> _YOUR TASK_:
Your answer should be a single number: the count of lines containing "list".

> _SUPPLIED DATA_:
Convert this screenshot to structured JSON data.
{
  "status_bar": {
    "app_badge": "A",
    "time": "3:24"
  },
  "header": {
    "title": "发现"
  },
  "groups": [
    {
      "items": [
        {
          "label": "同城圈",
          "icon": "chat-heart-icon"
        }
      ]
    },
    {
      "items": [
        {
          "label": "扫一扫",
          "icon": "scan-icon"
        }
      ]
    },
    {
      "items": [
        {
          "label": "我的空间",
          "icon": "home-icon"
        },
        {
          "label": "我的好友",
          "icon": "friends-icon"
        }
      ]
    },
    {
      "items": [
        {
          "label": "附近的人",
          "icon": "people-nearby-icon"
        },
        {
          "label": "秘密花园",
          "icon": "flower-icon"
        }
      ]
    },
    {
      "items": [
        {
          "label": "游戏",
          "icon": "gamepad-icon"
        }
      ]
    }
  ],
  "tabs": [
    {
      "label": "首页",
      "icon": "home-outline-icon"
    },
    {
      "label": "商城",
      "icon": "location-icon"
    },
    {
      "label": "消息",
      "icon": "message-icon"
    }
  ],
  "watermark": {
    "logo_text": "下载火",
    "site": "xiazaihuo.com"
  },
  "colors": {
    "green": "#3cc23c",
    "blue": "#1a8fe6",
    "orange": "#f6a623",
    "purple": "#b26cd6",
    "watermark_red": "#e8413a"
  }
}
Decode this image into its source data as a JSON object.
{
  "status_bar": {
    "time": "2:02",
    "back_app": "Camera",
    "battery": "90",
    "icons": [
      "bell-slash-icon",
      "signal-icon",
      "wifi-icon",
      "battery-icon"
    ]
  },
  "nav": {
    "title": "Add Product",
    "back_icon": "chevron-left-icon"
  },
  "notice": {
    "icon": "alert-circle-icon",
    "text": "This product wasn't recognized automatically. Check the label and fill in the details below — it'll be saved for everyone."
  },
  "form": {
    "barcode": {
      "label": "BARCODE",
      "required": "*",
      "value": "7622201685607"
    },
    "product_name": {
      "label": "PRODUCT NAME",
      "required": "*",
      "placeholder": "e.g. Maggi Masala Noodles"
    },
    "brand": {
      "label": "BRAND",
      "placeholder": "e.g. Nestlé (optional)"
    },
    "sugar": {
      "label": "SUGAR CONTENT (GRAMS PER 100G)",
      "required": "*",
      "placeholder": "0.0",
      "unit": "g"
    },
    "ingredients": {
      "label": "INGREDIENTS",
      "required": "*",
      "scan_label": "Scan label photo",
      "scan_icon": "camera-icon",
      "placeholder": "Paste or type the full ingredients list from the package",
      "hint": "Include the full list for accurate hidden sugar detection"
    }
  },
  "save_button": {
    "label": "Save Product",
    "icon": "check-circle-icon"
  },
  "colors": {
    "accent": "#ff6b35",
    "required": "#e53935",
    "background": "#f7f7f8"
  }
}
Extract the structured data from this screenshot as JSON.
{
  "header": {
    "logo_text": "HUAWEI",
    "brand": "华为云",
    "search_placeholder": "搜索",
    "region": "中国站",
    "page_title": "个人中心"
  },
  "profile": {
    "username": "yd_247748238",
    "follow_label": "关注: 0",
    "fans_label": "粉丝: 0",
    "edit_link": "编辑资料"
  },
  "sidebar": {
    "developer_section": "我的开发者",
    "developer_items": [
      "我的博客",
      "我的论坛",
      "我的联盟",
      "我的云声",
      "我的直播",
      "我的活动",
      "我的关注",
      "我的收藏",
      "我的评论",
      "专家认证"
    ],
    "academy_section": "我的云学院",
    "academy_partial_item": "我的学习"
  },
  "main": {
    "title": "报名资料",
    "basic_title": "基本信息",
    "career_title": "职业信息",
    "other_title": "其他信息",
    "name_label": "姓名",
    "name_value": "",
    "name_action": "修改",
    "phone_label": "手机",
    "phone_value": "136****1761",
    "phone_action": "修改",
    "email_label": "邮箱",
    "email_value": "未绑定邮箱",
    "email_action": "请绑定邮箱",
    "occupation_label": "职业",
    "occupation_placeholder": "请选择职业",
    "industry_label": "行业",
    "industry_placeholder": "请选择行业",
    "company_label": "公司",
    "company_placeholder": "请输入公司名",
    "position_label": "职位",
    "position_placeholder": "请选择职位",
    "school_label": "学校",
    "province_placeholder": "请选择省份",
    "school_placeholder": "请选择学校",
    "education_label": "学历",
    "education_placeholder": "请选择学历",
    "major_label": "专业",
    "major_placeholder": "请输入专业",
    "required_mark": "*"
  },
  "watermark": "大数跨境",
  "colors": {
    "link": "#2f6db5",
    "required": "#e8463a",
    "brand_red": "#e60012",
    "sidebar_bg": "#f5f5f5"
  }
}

> _RIGHT ANSWER_:
2